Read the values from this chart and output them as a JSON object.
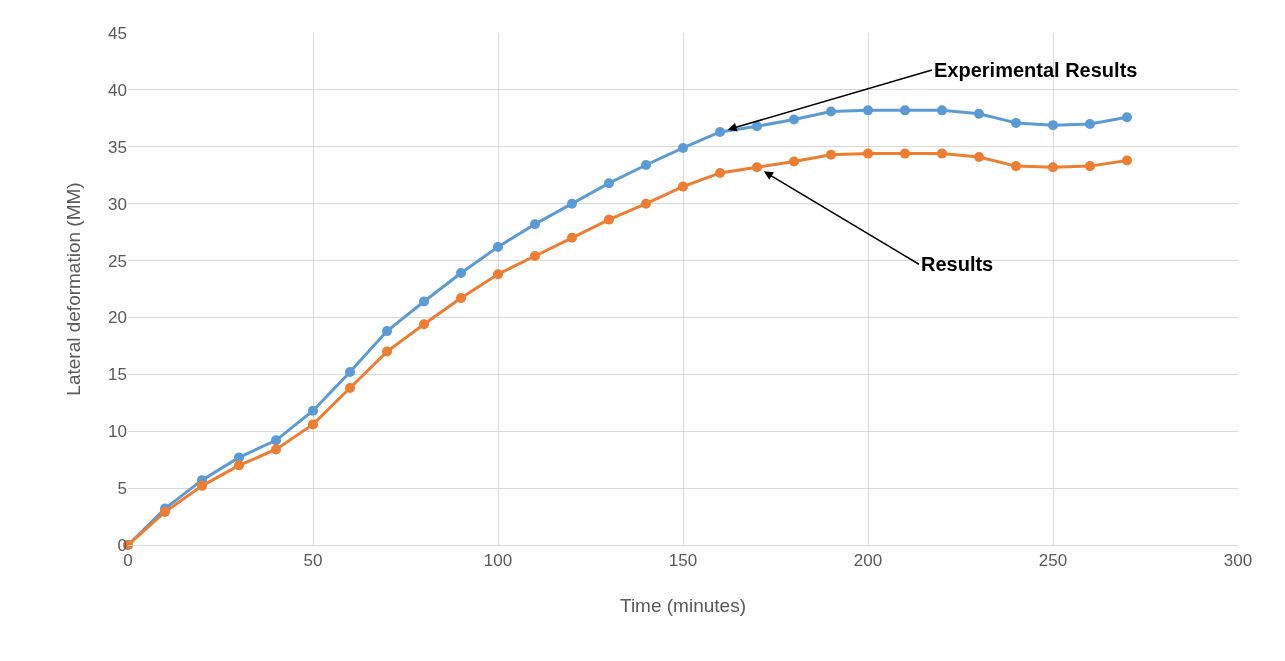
{
  "chart_data": {
    "type": "line",
    "xlabel": "Time (minutes)",
    "ylabel": "Lateral deformation (MM)",
    "x": [
      0,
      10,
      20,
      30,
      40,
      50,
      60,
      70,
      80,
      90,
      100,
      110,
      120,
      130,
      140,
      150,
      160,
      170,
      180,
      190,
      200,
      210,
      220,
      230,
      240,
      250,
      260,
      270
    ],
    "series": [
      {
        "color": "#5b9bd5",
        "values": [
          0,
          3.2,
          5.7,
          7.7,
          9.2,
          11.8,
          15.2,
          18.8,
          21.4,
          23.9,
          26.2,
          28.2,
          30.0,
          31.8,
          33.4,
          34.9,
          36.3,
          36.8,
          37.4,
          38.1,
          38.2,
          38.2,
          38.2,
          37.9,
          37.1,
          36.9,
          37.0,
          37.6
        ]
      },
      {
        "color": "#ed7d31",
        "values": [
          0,
          2.9,
          5.2,
          7.0,
          8.4,
          10.6,
          13.8,
          17.0,
          19.4,
          21.7,
          23.8,
          25.4,
          27.0,
          28.6,
          30.0,
          31.5,
          32.7,
          33.2,
          33.7,
          34.3,
          34.4,
          34.4,
          34.4,
          34.1,
          33.3,
          33.2,
          33.3,
          33.8
        ]
      }
    ],
    "annotations": [
      {
        "text": "Experimental Results",
        "x": 160,
        "y": 36.3
      },
      {
        "text": "Results",
        "x": 170,
        "y": 33.2
      }
    ],
    "xlim": [
      0,
      300
    ],
    "xticks": [
      0,
      50,
      100,
      150,
      200,
      250,
      300
    ],
    "ylim": [
      0,
      45
    ],
    "yticks": [
      0,
      5,
      10,
      15,
      20,
      25,
      30,
      35,
      40,
      45
    ],
    "grid": true,
    "marker": "circle",
    "line_style": "solid"
  }
}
--*--
WHAT YOU WILL DO. Transcribe the records above verbatim. Do not carry over any picture.

ANSWER TO THIS PROBLEM.
Read the values from this chart and output them as a JSON object.
{
  "chart_data": {
    "type": "line",
    "xlabel": "Time (minutes)",
    "ylabel": "Lateral deformation (MM)",
    "x": [
      0,
      10,
      20,
      30,
      40,
      50,
      60,
      70,
      80,
      90,
      100,
      110,
      120,
      130,
      140,
      150,
      160,
      170,
      180,
      190,
      200,
      210,
      220,
      230,
      240,
      250,
      260,
      270
    ],
    "series": [
      {
        "color": "#5b9bd5",
        "values": [
          0,
          3.2,
          5.7,
          7.7,
          9.2,
          11.8,
          15.2,
          18.8,
          21.4,
          23.9,
          26.2,
          28.2,
          30.0,
          31.8,
          33.4,
          34.9,
          36.3,
          36.8,
          37.4,
          38.1,
          38.2,
          38.2,
          38.2,
          37.9,
          37.1,
          36.9,
          37.0,
          37.6
        ]
      },
      {
        "color": "#ed7d31",
        "values": [
          0,
          2.9,
          5.2,
          7.0,
          8.4,
          10.6,
          13.8,
          17.0,
          19.4,
          21.7,
          23.8,
          25.4,
          27.0,
          28.6,
          30.0,
          31.5,
          32.7,
          33.2,
          33.7,
          34.3,
          34.4,
          34.4,
          34.4,
          34.1,
          33.3,
          33.2,
          33.3,
          33.8
        ]
      }
    ],
    "annotations": [
      {
        "text": "Experimental Results",
        "x": 160,
        "y": 36.3
      },
      {
        "text": "Results",
        "x": 170,
        "y": 33.2
      }
    ],
    "xlim": [
      0,
      300
    ],
    "xticks": [
      0,
      50,
      100,
      150,
      200,
      250,
      300
    ],
    "ylim": [
      0,
      45
    ],
    "yticks": [
      0,
      5,
      10,
      15,
      20,
      25,
      30,
      35,
      40,
      45
    ],
    "grid": true,
    "marker": "circle",
    "line_style": "solid"
  }
}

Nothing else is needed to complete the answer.